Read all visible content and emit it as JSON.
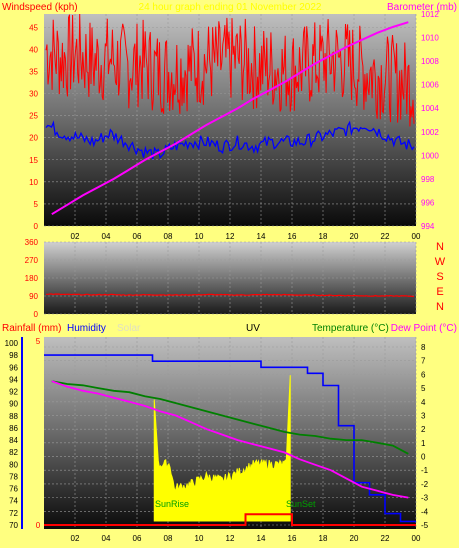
{
  "colors": {
    "page_bg": "#ffff80",
    "wind": "#ff0000",
    "gust_avg": "#0000ff",
    "baro": "#ff00ff",
    "wind_dir": "#ff0000",
    "humidity": "#0000ff",
    "temperature": "#008000",
    "dewpoint": "#ff00ff",
    "solar": "#ffff00",
    "rain": "#ff0000"
  },
  "top": {
    "left_title": "Windspeed (kph)",
    "center_title": "24 hour graph ending 01 November 2022",
    "right_title": "Barometer (mb)",
    "wind_ticks": [
      "0",
      "5",
      "10",
      "15",
      "20",
      "25",
      "30",
      "35",
      "40",
      "45"
    ],
    "baro_ticks": [
      "994",
      "996",
      "998",
      "1000",
      "1002",
      "1004",
      "1006",
      "1008",
      "1010",
      "1012"
    ]
  },
  "middle": {
    "dir_ticks": [
      "0",
      "90",
      "180",
      "270",
      "360"
    ],
    "compass": [
      "N",
      "W",
      "S",
      "E",
      "N"
    ]
  },
  "bottom": {
    "title_rain": "Rainfall (mm)",
    "title_humidity": "Humidity",
    "title_solar": "Solar",
    "title_uv": "UV",
    "title_temp": "Temperature (°C)",
    "title_dew": "Dew Point (°C)",
    "humidity_ticks": [
      "70",
      "72",
      "74",
      "76",
      "78",
      "80",
      "82",
      "84",
      "86",
      "88",
      "90",
      "92",
      "94",
      "96",
      "98",
      "100"
    ],
    "temp_ticks": [
      "-5",
      "-4",
      "-3",
      "-2",
      "-1",
      "0",
      "1",
      "2",
      "3",
      "4",
      "5",
      "6",
      "7",
      "8"
    ],
    "rain_top_tick": "5",
    "rain_bottom_tick": "0",
    "sunrise": "SunRise",
    "sunset": "SunSet"
  },
  "time_labels": [
    "02",
    "04",
    "06",
    "08",
    "10",
    "12",
    "14",
    "16",
    "18",
    "20",
    "22",
    "00"
  ],
  "chart_data": [
    {
      "type": "line",
      "title": "24 hour graph ending 01 November 2022",
      "x": [
        "01",
        "02",
        "03",
        "04",
        "05",
        "06",
        "07",
        "08",
        "09",
        "10",
        "11",
        "12",
        "13",
        "14",
        "15",
        "16",
        "17",
        "18",
        "19",
        "20",
        "21",
        "22",
        "23",
        "00"
      ],
      "series": [
        {
          "name": "Windspeed (kph)",
          "axis": "left",
          "values": [
            40,
            38,
            39,
            37,
            38,
            36,
            37,
            35,
            35,
            36,
            37,
            37,
            38,
            36,
            36,
            35,
            36,
            37,
            38,
            37,
            35,
            34,
            33,
            32
          ]
        },
        {
          "name": "Barometer (mb)",
          "axis": "right",
          "values": [
            995.0,
            995.8,
            996.6,
            997.3,
            998.0,
            998.8,
            999.6,
            1000.3,
            1001.0,
            1001.8,
            1002.6,
            1003.3,
            1004.0,
            1004.8,
            1005.5,
            1006.2,
            1007.0,
            1007.8,
            1008.5,
            1009.2,
            1009.8,
            1010.4,
            1010.9,
            1011.3
          ]
        }
      ],
      "gust_avg": [
        23,
        21,
        20,
        19,
        21,
        19,
        17,
        16,
        18,
        19,
        19,
        18,
        19,
        18,
        19,
        19,
        19,
        20,
        21,
        22,
        23,
        21,
        19,
        18
      ],
      "ylim_left": [
        0,
        48
      ],
      "ylim_right": [
        994,
        1012
      ]
    },
    {
      "type": "line",
      "title": "",
      "x": [
        "01",
        "02",
        "03",
        "04",
        "05",
        "06",
        "07",
        "08",
        "09",
        "10",
        "11",
        "12",
        "13",
        "14",
        "15",
        "16",
        "17",
        "18",
        "19",
        "20",
        "21",
        "22",
        "23",
        "00"
      ],
      "series": [
        {
          "name": "Wind direction",
          "values": [
            100,
            98,
            97,
            96,
            97,
            95,
            96,
            96,
            95,
            96,
            97,
            96,
            95,
            96,
            97,
            96,
            95,
            94,
            93,
            92,
            91,
            90,
            90,
            89
          ]
        }
      ],
      "ylim": [
        0,
        360
      ]
    },
    {
      "type": "line",
      "title": "",
      "x": [
        "01",
        "02",
        "03",
        "04",
        "05",
        "06",
        "07",
        "08",
        "09",
        "10",
        "11",
        "12",
        "13",
        "14",
        "15",
        "16",
        "17",
        "18",
        "19",
        "20",
        "21",
        "22",
        "23",
        "00"
      ],
      "series": [
        {
          "name": "Humidity",
          "axis": "left",
          "values": [
            98,
            98,
            98,
            98,
            98,
            98,
            98,
            97,
            97,
            97,
            97,
            97,
            97,
            97,
            96,
            96,
            96,
            95,
            93,
            88,
            76,
            74,
            73,
            72
          ]
        },
        {
          "name": "Temperature (°C)",
          "axis": "right",
          "values": [
            5.5,
            5.3,
            5.2,
            5.0,
            4.8,
            4.7,
            4.4,
            4.2,
            3.9,
            3.6,
            3.3,
            3.0,
            2.7,
            2.4,
            2.1,
            1.8,
            1.6,
            1.5,
            1.3,
            1.2,
            1.2,
            1.0,
            0.8,
            0.2
          ]
        },
        {
          "name": "Dew Point (°C)",
          "axis": "right",
          "values": [
            5.5,
            5.1,
            4.8,
            4.6,
            4.3,
            4.0,
            3.7,
            3.3,
            3.0,
            2.5,
            2.0,
            1.6,
            1.2,
            0.9,
            0.6,
            0.3,
            -0.2,
            -0.6,
            -1.0,
            -1.6,
            -2.2,
            -2.5,
            -2.8,
            -3.0
          ]
        },
        {
          "name": "Solar",
          "values": [
            0,
            0,
            0,
            0,
            0,
            0,
            0,
            150,
            40,
            45,
            55,
            50,
            60,
            70,
            80,
            180,
            0,
            0,
            0,
            0,
            0,
            0,
            0,
            0
          ]
        }
      ],
      "rainfall": [
        0,
        0,
        0,
        0,
        0,
        0,
        0,
        0,
        0,
        0,
        0,
        0,
        0,
        0.3,
        0.3,
        0.3,
        0,
        0,
        0,
        0,
        0,
        0,
        0,
        0
      ],
      "ylim_humidity": [
        70,
        100
      ],
      "ylim_temp": [
        -5,
        8
      ],
      "ylim_rain": [
        0,
        5
      ]
    }
  ]
}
▬▬▬
GIVEN REQUEST —
Set down the material exactly, every line of it, except for the pictures.

RESULT BELOW —
Read all visible content and emit it as JSON.
{
  "colors": {
    "page_bg": "#ffff80",
    "wind": "#ff0000",
    "gust_avg": "#0000ff",
    "baro": "#ff00ff",
    "wind_dir": "#ff0000",
    "humidity": "#0000ff",
    "temperature": "#008000",
    "dewpoint": "#ff00ff",
    "solar": "#ffff00",
    "rain": "#ff0000"
  },
  "top": {
    "left_title": "Windspeed (kph)",
    "center_title": "24 hour graph ending 01 November 2022",
    "right_title": "Barometer (mb)",
    "wind_ticks": [
      "0",
      "5",
      "10",
      "15",
      "20",
      "25",
      "30",
      "35",
      "40",
      "45"
    ],
    "baro_ticks": [
      "994",
      "996",
      "998",
      "1000",
      "1002",
      "1004",
      "1006",
      "1008",
      "1010",
      "1012"
    ]
  },
  "middle": {
    "dir_ticks": [
      "0",
      "90",
      "180",
      "270",
      "360"
    ],
    "compass": [
      "N",
      "W",
      "S",
      "E",
      "N"
    ]
  },
  "bottom": {
    "title_rain": "Rainfall (mm)",
    "title_humidity": "Humidity",
    "title_solar": "Solar",
    "title_uv": "UV",
    "title_temp": "Temperature (°C)",
    "title_dew": "Dew Point (°C)",
    "humidity_ticks": [
      "70",
      "72",
      "74",
      "76",
      "78",
      "80",
      "82",
      "84",
      "86",
      "88",
      "90",
      "92",
      "94",
      "96",
      "98",
      "100"
    ],
    "temp_ticks": [
      "-5",
      "-4",
      "-3",
      "-2",
      "-1",
      "0",
      "1",
      "2",
      "3",
      "4",
      "5",
      "6",
      "7",
      "8"
    ],
    "rain_top_tick": "5",
    "rain_bottom_tick": "0",
    "sunrise": "SunRise",
    "sunset": "SunSet"
  },
  "time_labels": [
    "02",
    "04",
    "06",
    "08",
    "10",
    "12",
    "14",
    "16",
    "18",
    "20",
    "22",
    "00"
  ],
  "chart_data": [
    {
      "type": "line",
      "title": "24 hour graph ending 01 November 2022",
      "x": [
        "01",
        "02",
        "03",
        "04",
        "05",
        "06",
        "07",
        "08",
        "09",
        "10",
        "11",
        "12",
        "13",
        "14",
        "15",
        "16",
        "17",
        "18",
        "19",
        "20",
        "21",
        "22",
        "23",
        "00"
      ],
      "series": [
        {
          "name": "Windspeed (kph)",
          "axis": "left",
          "values": [
            40,
            38,
            39,
            37,
            38,
            36,
            37,
            35,
            35,
            36,
            37,
            37,
            38,
            36,
            36,
            35,
            36,
            37,
            38,
            37,
            35,
            34,
            33,
            32
          ]
        },
        {
          "name": "Barometer (mb)",
          "axis": "right",
          "values": [
            995.0,
            995.8,
            996.6,
            997.3,
            998.0,
            998.8,
            999.6,
            1000.3,
            1001.0,
            1001.8,
            1002.6,
            1003.3,
            1004.0,
            1004.8,
            1005.5,
            1006.2,
            1007.0,
            1007.8,
            1008.5,
            1009.2,
            1009.8,
            1010.4,
            1010.9,
            1011.3
          ]
        }
      ],
      "gust_avg": [
        23,
        21,
        20,
        19,
        21,
        19,
        17,
        16,
        18,
        19,
        19,
        18,
        19,
        18,
        19,
        19,
        19,
        20,
        21,
        22,
        23,
        21,
        19,
        18
      ],
      "ylim_left": [
        0,
        48
      ],
      "ylim_right": [
        994,
        1012
      ]
    },
    {
      "type": "line",
      "title": "",
      "x": [
        "01",
        "02",
        "03",
        "04",
        "05",
        "06",
        "07",
        "08",
        "09",
        "10",
        "11",
        "12",
        "13",
        "14",
        "15",
        "16",
        "17",
        "18",
        "19",
        "20",
        "21",
        "22",
        "23",
        "00"
      ],
      "series": [
        {
          "name": "Wind direction",
          "values": [
            100,
            98,
            97,
            96,
            97,
            95,
            96,
            96,
            95,
            96,
            97,
            96,
            95,
            96,
            97,
            96,
            95,
            94,
            93,
            92,
            91,
            90,
            90,
            89
          ]
        }
      ],
      "ylim": [
        0,
        360
      ]
    },
    {
      "type": "line",
      "title": "",
      "x": [
        "01",
        "02",
        "03",
        "04",
        "05",
        "06",
        "07",
        "08",
        "09",
        "10",
        "11",
        "12",
        "13",
        "14",
        "15",
        "16",
        "17",
        "18",
        "19",
        "20",
        "21",
        "22",
        "23",
        "00"
      ],
      "series": [
        {
          "name": "Humidity",
          "axis": "left",
          "values": [
            98,
            98,
            98,
            98,
            98,
            98,
            98,
            97,
            97,
            97,
            97,
            97,
            97,
            97,
            96,
            96,
            96,
            95,
            93,
            88,
            76,
            74,
            73,
            72
          ]
        },
        {
          "name": "Temperature (°C)",
          "axis": "right",
          "values": [
            5.5,
            5.3,
            5.2,
            5.0,
            4.8,
            4.7,
            4.4,
            4.2,
            3.9,
            3.6,
            3.3,
            3.0,
            2.7,
            2.4,
            2.1,
            1.8,
            1.6,
            1.5,
            1.3,
            1.2,
            1.2,
            1.0,
            0.8,
            0.2
          ]
        },
        {
          "name": "Dew Point (°C)",
          "axis": "right",
          "values": [
            5.5,
            5.1,
            4.8,
            4.6,
            4.3,
            4.0,
            3.7,
            3.3,
            3.0,
            2.5,
            2.0,
            1.6,
            1.2,
            0.9,
            0.6,
            0.3,
            -0.2,
            -0.6,
            -1.0,
            -1.6,
            -2.2,
            -2.5,
            -2.8,
            -3.0
          ]
        },
        {
          "name": "Solar",
          "values": [
            0,
            0,
            0,
            0,
            0,
            0,
            0,
            150,
            40,
            45,
            55,
            50,
            60,
            70,
            80,
            180,
            0,
            0,
            0,
            0,
            0,
            0,
            0,
            0
          ]
        }
      ],
      "rainfall": [
        0,
        0,
        0,
        0,
        0,
        0,
        0,
        0,
        0,
        0,
        0,
        0,
        0,
        0.3,
        0.3,
        0.3,
        0,
        0,
        0,
        0,
        0,
        0,
        0,
        0
      ],
      "ylim_humidity": [
        70,
        100
      ],
      "ylim_temp": [
        -5,
        8
      ],
      "ylim_rain": [
        0,
        5
      ]
    }
  ]
}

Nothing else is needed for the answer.